Spatial layout data
--- start ---

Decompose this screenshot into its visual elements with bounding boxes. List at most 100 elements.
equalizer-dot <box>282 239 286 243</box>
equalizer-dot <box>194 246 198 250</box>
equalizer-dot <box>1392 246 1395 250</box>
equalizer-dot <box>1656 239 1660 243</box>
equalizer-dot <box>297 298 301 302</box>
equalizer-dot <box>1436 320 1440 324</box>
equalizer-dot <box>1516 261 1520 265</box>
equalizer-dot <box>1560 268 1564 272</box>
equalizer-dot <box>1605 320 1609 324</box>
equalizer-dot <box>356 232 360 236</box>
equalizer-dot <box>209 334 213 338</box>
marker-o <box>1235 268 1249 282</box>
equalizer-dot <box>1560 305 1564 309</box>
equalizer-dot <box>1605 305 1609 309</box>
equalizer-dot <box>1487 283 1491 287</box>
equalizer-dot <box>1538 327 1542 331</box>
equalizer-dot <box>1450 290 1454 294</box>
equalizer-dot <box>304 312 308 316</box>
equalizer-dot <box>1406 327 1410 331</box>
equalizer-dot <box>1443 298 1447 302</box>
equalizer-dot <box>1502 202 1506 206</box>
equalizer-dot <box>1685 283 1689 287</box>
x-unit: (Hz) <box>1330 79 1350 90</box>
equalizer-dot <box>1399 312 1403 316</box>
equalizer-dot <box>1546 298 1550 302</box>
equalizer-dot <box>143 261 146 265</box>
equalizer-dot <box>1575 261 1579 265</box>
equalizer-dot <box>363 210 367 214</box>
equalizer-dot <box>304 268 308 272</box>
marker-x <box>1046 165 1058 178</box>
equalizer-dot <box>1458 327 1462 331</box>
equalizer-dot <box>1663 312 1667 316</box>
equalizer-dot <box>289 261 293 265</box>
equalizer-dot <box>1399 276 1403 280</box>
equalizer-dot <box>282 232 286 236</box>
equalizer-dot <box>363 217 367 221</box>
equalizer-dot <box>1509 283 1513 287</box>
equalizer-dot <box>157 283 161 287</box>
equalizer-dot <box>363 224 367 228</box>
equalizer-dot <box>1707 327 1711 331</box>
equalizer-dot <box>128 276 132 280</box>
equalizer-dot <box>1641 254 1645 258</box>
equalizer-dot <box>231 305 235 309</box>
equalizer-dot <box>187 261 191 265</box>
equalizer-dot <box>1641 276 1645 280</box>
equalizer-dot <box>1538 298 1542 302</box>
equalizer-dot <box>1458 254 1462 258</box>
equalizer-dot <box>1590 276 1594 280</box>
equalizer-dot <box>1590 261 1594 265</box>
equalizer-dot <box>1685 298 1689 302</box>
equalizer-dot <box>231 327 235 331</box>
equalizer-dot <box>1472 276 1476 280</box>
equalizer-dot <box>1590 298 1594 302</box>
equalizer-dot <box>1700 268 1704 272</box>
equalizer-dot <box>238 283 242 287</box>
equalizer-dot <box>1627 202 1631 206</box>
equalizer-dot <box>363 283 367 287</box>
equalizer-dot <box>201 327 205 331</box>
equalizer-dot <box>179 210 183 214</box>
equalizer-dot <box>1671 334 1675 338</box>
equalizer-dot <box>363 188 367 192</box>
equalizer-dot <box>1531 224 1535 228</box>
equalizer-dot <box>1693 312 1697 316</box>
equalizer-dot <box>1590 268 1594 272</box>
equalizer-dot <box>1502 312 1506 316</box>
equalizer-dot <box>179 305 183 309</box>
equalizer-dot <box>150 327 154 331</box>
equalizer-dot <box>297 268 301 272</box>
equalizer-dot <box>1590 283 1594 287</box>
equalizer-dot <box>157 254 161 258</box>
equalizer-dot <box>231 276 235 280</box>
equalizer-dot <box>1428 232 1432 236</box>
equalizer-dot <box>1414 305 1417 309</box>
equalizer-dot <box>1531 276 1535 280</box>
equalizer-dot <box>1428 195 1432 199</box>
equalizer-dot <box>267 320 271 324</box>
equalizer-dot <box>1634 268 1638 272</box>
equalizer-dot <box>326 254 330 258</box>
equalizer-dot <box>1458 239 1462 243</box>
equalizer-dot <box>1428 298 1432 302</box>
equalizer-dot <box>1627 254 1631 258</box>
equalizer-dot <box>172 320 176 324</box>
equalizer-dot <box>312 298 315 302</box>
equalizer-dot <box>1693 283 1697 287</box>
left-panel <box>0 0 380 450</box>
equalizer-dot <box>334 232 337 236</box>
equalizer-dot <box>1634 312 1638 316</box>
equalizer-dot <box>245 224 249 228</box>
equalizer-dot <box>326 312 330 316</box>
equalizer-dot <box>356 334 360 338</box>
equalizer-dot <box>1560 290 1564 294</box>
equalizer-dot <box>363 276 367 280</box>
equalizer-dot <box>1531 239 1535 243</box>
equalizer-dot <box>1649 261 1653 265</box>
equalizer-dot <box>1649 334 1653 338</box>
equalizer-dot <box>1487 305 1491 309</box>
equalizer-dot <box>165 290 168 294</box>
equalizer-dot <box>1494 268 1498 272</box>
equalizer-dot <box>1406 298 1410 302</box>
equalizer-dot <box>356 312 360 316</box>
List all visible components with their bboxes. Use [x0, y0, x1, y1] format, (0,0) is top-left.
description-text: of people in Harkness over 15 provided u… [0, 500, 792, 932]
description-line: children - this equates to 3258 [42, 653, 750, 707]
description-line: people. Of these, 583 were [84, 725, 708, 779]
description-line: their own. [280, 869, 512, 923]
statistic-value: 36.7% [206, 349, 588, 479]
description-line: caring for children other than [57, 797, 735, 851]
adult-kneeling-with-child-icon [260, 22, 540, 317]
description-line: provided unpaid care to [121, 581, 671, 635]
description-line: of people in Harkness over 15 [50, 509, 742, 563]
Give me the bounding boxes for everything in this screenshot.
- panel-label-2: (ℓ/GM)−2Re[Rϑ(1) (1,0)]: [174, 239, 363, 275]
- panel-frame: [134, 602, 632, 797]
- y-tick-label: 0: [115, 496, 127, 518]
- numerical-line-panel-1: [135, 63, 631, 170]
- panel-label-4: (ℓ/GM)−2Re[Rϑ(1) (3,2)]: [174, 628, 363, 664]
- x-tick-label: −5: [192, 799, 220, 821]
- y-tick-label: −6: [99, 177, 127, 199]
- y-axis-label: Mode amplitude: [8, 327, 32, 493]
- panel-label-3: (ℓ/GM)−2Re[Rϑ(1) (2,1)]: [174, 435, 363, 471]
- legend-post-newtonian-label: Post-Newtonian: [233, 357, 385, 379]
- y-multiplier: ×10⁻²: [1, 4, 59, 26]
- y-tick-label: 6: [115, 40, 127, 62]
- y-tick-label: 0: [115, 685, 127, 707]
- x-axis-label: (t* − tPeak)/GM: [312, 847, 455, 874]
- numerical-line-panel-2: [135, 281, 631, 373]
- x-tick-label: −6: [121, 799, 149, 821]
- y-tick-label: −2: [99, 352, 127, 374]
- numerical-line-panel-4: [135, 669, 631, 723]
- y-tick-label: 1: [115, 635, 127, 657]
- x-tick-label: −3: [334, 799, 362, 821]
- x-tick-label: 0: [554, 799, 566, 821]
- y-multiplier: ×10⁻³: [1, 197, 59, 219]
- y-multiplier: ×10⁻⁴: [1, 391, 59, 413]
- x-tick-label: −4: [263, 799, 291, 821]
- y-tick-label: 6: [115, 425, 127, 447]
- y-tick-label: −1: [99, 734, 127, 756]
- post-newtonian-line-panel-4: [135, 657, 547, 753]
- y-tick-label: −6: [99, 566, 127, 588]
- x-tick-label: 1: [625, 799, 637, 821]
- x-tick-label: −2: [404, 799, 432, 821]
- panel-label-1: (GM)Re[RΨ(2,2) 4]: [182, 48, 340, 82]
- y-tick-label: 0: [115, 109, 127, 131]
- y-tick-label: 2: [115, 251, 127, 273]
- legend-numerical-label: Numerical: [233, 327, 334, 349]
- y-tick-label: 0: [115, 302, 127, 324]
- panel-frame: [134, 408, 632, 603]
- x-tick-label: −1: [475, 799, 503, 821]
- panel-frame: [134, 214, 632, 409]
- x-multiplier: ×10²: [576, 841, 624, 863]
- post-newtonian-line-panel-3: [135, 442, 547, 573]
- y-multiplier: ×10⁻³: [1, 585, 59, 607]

--- end ---

- **Directions**
Could you repeat the rows word for word, from the very first line down through the line containing "marker-o <box>1235 268 1249 282</box>", including both of those lines?

- **Answer to this exercise**
Decompose this screenshot into its visual elements with bounding boxes. List at most 100 elements.
equalizer-dot <box>282 239 286 243</box>
equalizer-dot <box>194 246 198 250</box>
equalizer-dot <box>1392 246 1395 250</box>
equalizer-dot <box>1656 239 1660 243</box>
equalizer-dot <box>297 298 301 302</box>
equalizer-dot <box>1436 320 1440 324</box>
equalizer-dot <box>1516 261 1520 265</box>
equalizer-dot <box>1560 268 1564 272</box>
equalizer-dot <box>1605 320 1609 324</box>
equalizer-dot <box>356 232 360 236</box>
equalizer-dot <box>209 334 213 338</box>
marker-o <box>1235 268 1249 282</box>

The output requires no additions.